#### SUPPLIED DATA ####

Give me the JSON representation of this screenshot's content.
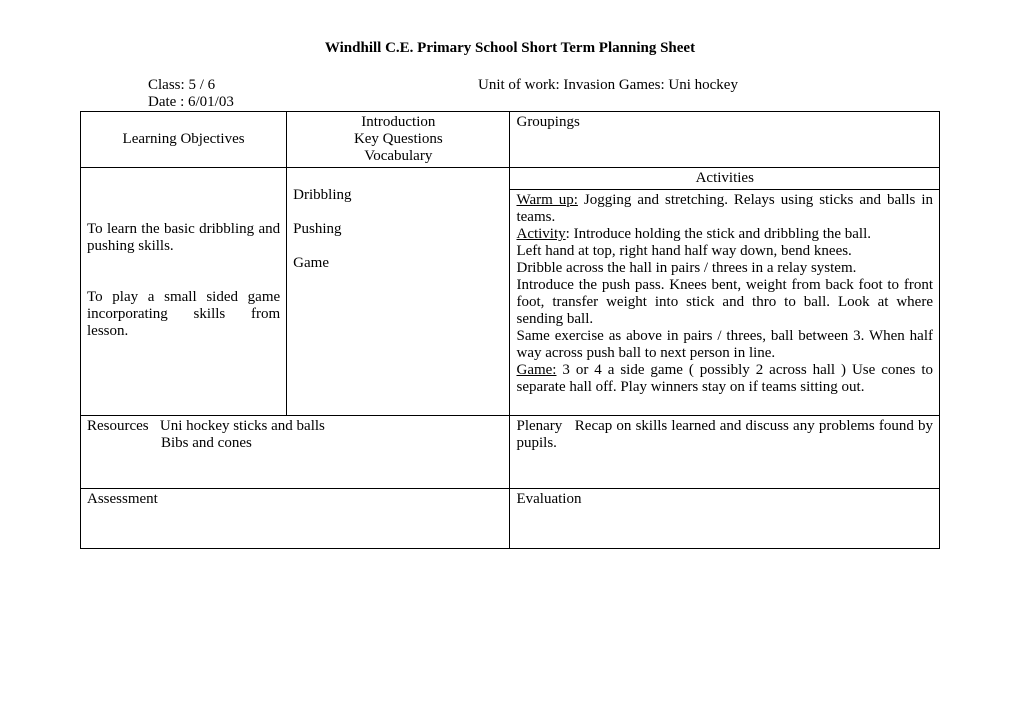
{
  "title": "Windhill C.E. Primary School Short Term Planning Sheet",
  "meta": {
    "class_label": "Class:",
    "class_value": "5 / 6",
    "unit_label": "Unit of work:",
    "unit_value": "Invasion Games: Uni hockey",
    "date_label": "Date :",
    "date_value": "6/01/03"
  },
  "headers": {
    "learning_objectives": "Learning Objectives",
    "intro_line1": "Introduction",
    "intro_line2": "Key Questions",
    "intro_line3": "Vocabulary",
    "groupings": "Groupings",
    "activities": "Activities"
  },
  "row1": {
    "obj1": "To learn the basic dribbling and pushing skills.",
    "obj2": "To play a small sided game incorporating skills from lesson.",
    "kw1": "Dribbling",
    "kw2": "Pushing",
    "kw3": "Game",
    "warmup_label": "Warm up:",
    "warmup_text": " Jogging and stretching. Relays using sticks and balls in teams.",
    "activity_label": "Activity",
    "activity_text": ": Introduce holding the stick and dribbling the ball.",
    "line3": "Left hand at top, right hand half way down, bend knees.",
    "line4": "Dribble across the hall in pairs / threes in a relay system.",
    "line5": "Introduce the push pass. Knees bent, weight from back foot to front foot, transfer weight into stick and thro to ball. Look at where sending ball.",
    "line6": "Same exercise as above in pairs / threes, ball between 3. When half way across push ball to next person in line.",
    "game_label": "Game:",
    "game_text": "  3 or 4 a side game ( possibly 2 across hall ) Use cones to separate hall off. Play winners stay on if teams sitting out."
  },
  "row2": {
    "resources_label": "Resources",
    "resources_line1": "Uni hockey sticks and balls",
    "resources_line2": "Bibs and cones",
    "plenary_label": "Plenary",
    "plenary_text": "Recap on skills learned and discuss any problems found by pupils."
  },
  "row3": {
    "assessment": "Assessment",
    "evaluation": "Evaluation"
  }
}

####

- PROBLEM TO WORK ON -
Transcribe the material as is, with images omitted.

- FULL RESPONSE -
Give me the JSON representation of this screenshot's content.
{
  "title": "Windhill C.E. Primary School Short Term Planning Sheet",
  "meta": {
    "class_label": "Class:",
    "class_value": "5 / 6",
    "unit_label": "Unit of work:",
    "unit_value": "Invasion Games: Uni hockey",
    "date_label": "Date :",
    "date_value": "6/01/03"
  },
  "headers": {
    "learning_objectives": "Learning Objectives",
    "intro_line1": "Introduction",
    "intro_line2": "Key Questions",
    "intro_line3": "Vocabulary",
    "groupings": "Groupings",
    "activities": "Activities"
  },
  "row1": {
    "obj1": "To learn the basic dribbling and pushing skills.",
    "obj2": "To play a small sided game incorporating skills from lesson.",
    "kw1": "Dribbling",
    "kw2": "Pushing",
    "kw3": "Game",
    "warmup_label": "Warm up:",
    "warmup_text": " Jogging and stretching. Relays using sticks and balls in teams.",
    "activity_label": "Activity",
    "activity_text": ": Introduce holding the stick and dribbling the ball.",
    "line3": "Left hand at top, right hand half way down, bend knees.",
    "line4": "Dribble across the hall in pairs / threes in a relay system.",
    "line5": "Introduce the push pass. Knees bent, weight from back foot to front foot, transfer weight into stick and thro to ball. Look at where sending ball.",
    "line6": "Same exercise as above in pairs / threes, ball between 3. When half way across push ball to next person in line.",
    "game_label": "Game:",
    "game_text": "  3 or 4 a side game ( possibly 2 across hall ) Use cones to separate hall off. Play winners stay on if teams sitting out."
  },
  "row2": {
    "resources_label": "Resources",
    "resources_line1": "Uni hockey sticks and balls",
    "resources_line2": "Bibs and cones",
    "plenary_label": "Plenary",
    "plenary_text": "Recap on skills learned and discuss any problems found by pupils."
  },
  "row3": {
    "assessment": "Assessment",
    "evaluation": "Evaluation"
  }
}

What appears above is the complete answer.